• PROBLEM TO SOLVE
All entries are to be given again verbatim.

• Dataset entries
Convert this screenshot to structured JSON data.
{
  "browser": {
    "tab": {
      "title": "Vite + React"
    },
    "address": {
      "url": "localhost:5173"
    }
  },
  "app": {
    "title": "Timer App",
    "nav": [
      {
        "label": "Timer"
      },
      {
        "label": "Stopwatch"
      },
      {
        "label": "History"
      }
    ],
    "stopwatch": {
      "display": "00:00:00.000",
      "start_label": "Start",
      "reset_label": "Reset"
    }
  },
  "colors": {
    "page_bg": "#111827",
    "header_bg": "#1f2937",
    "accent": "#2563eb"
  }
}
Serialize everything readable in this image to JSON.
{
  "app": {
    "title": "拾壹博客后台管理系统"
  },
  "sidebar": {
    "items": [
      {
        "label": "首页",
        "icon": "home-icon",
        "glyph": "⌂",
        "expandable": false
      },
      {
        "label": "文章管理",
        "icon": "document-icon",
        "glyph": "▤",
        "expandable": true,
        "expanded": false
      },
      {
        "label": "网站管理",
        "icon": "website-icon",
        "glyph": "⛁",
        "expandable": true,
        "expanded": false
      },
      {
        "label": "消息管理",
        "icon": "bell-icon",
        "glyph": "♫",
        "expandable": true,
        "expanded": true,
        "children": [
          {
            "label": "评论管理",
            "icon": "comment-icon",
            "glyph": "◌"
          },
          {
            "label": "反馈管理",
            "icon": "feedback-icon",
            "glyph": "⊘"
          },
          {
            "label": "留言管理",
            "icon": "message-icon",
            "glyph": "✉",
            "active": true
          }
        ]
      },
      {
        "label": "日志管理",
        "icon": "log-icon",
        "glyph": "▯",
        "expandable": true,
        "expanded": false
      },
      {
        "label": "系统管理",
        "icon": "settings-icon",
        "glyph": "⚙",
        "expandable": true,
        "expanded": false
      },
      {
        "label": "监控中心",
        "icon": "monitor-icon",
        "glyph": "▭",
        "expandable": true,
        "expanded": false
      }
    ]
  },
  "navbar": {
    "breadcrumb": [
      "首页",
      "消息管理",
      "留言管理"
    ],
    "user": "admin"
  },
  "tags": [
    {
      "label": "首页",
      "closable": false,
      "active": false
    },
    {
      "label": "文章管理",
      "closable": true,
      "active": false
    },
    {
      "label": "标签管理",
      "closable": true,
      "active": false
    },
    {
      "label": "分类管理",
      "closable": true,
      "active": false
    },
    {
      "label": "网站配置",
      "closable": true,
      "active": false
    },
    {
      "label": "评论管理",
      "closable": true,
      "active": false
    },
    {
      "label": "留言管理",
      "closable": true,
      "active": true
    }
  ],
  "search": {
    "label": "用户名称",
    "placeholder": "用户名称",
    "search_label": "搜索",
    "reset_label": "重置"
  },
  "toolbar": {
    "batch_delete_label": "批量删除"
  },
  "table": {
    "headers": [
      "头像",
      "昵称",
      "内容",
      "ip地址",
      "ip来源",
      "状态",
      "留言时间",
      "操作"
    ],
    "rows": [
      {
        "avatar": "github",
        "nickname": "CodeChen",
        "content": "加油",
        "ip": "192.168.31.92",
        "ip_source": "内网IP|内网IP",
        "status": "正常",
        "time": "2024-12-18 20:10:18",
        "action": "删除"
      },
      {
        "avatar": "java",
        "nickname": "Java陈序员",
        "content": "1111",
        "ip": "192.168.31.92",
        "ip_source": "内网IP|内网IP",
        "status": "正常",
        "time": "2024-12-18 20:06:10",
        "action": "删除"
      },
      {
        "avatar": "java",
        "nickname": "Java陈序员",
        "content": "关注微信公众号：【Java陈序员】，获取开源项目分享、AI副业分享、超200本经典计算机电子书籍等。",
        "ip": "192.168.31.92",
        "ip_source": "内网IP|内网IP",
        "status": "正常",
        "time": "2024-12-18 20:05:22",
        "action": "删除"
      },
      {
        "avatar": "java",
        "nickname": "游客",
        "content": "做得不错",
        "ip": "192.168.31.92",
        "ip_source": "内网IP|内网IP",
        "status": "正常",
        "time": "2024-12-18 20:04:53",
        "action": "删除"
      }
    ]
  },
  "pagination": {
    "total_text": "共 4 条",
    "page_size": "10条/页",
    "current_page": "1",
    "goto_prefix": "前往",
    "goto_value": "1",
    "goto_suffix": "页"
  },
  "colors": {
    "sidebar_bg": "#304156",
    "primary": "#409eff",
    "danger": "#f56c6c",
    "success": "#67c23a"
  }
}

• RESPONSE TO THIS TASK
Convert this screenshot to structured JSON data.
{
  "browser": {
    "tab": {
      "title": "Vite + React"
    },
    "address": {
      "url": "localhost:5173"
    }
  },
  "app": {
    "title": "Timer App",
    "nav": [
      {
        "label": "Timer"
      },
      {
        "label": "Stopwatch"
      },
      {
        "label": "History"
      }
    ],
    "stopwatch": {
      "display": "00:00:00.000",
      "start_label": "Start",
      "reset_label": "Reset"
    }
  },
  "colors": {
    "page_bg": "#111827",
    "header_bg": "#1f2937",
    "accent": "#2563eb"
  }
}
Serialize everything readable in this image to JSON.
{
  "app": {
    "title": "拾壹博客后台管理系统"
  },
  "sidebar": {
    "items": [
      {
        "label": "首页",
        "icon": "home-icon",
        "glyph": "⌂",
        "expandable": false
      },
      {
        "label": "文章管理",
        "icon": "document-icon",
        "glyph": "▤",
        "expandable": true,
        "expanded": false
      },
      {
        "label": "网站管理",
        "icon": "website-icon",
        "glyph": "⛁",
        "expandable": true,
        "expanded": false
      },
      {
        "label": "消息管理",
        "icon": "bell-icon",
        "glyph": "♫",
        "expandable": true,
        "expanded": true,
        "children": [
          {
            "label": "评论管理",
            "icon": "comment-icon",
            "glyph": "◌"
          },
          {
            "label": "反馈管理",
            "icon": "feedback-icon",
            "glyph": "⊘"
          },
          {
            "label": "留言管理",
            "icon": "message-icon",
            "glyph": "✉",
            "active": true
          }
        ]
      },
      {
        "label": "日志管理",
        "icon": "log-icon",
        "glyph": "▯",
        "expandable": true,
        "expanded": false
      },
      {
        "label": "系统管理",
        "icon": "settings-icon",
        "glyph": "⚙",
        "expandable": true,
        "expanded": false
      },
      {
        "label": "监控中心",
        "icon": "monitor-icon",
        "glyph": "▭",
        "expandable": true,
        "expanded": false
      }
    ]
  },
  "navbar": {
    "breadcrumb": [
      "首页",
      "消息管理",
      "留言管理"
    ],
    "user": "admin"
  },
  "tags": [
    {
      "label": "首页",
      "closable": false,
      "active": false
    },
    {
      "label": "文章管理",
      "closable": true,
      "active": false
    },
    {
      "label": "标签管理",
      "closable": true,
      "active": false
    },
    {
      "label": "分类管理",
      "closable": true,
      "active": false
    },
    {
      "label": "网站配置",
      "closable": true,
      "active": false
    },
    {
      "label": "评论管理",
      "closable": true,
      "active": false
    },
    {
      "label": "留言管理",
      "closable": true,
      "active": true
    }
  ],
  "search": {
    "label": "用户名称",
    "placeholder": "用户名称",
    "search_label": "搜索",
    "reset_label": "重置"
  },
  "toolbar": {
    "batch_delete_label": "批量删除"
  },
  "table": {
    "headers": [
      "头像",
      "昵称",
      "内容",
      "ip地址",
      "ip来源",
      "状态",
      "留言时间",
      "操作"
    ],
    "rows": [
      {
        "avatar": "github",
        "nickname": "CodeChen",
        "content": "加油",
        "ip": "192.168.31.92",
        "ip_source": "内网IP|内网IP",
        "status": "正常",
        "time": "2024-12-18 20:10:18",
        "action": "删除"
      },
      {
        "avatar": "java",
        "nickname": "Java陈序员",
        "content": "1111",
        "ip": "192.168.31.92",
        "ip_source": "内网IP|内网IP",
        "status": "正常",
        "time": "2024-12-18 20:06:10",
        "action": "删除"
      },
      {
        "avatar": "java",
        "nickname": "Java陈序员",
        "content": "关注微信公众号：【Java陈序员】，获取开源项目分享、AI副业分享、超200本经典计算机电子书籍等。",
        "ip": "192.168.31.92",
        "ip_source": "内网IP|内网IP",
        "status": "正常",
        "time": "2024-12-18 20:05:22",
        "action": "删除"
      },
      {
        "avatar": "java",
        "nickname": "游客",
        "content": "做得不错",
        "ip": "192.168.31.92",
        "ip_source": "内网IP|内网IP",
        "status": "正常",
        "time": "2024-12-18 20:04:53",
        "action": "删除"
      }
    ]
  },
  "pagination": {
    "total_text": "共 4 条",
    "page_size": "10条/页",
    "current_page": "1",
    "goto_prefix": "前往",
    "goto_value": "1",
    "goto_suffix": "页"
  },
  "colors": {
    "sidebar_bg": "#304156",
    "primary": "#409eff",
    "danger": "#f56c6c",
    "success": "#67c23a"
  }
}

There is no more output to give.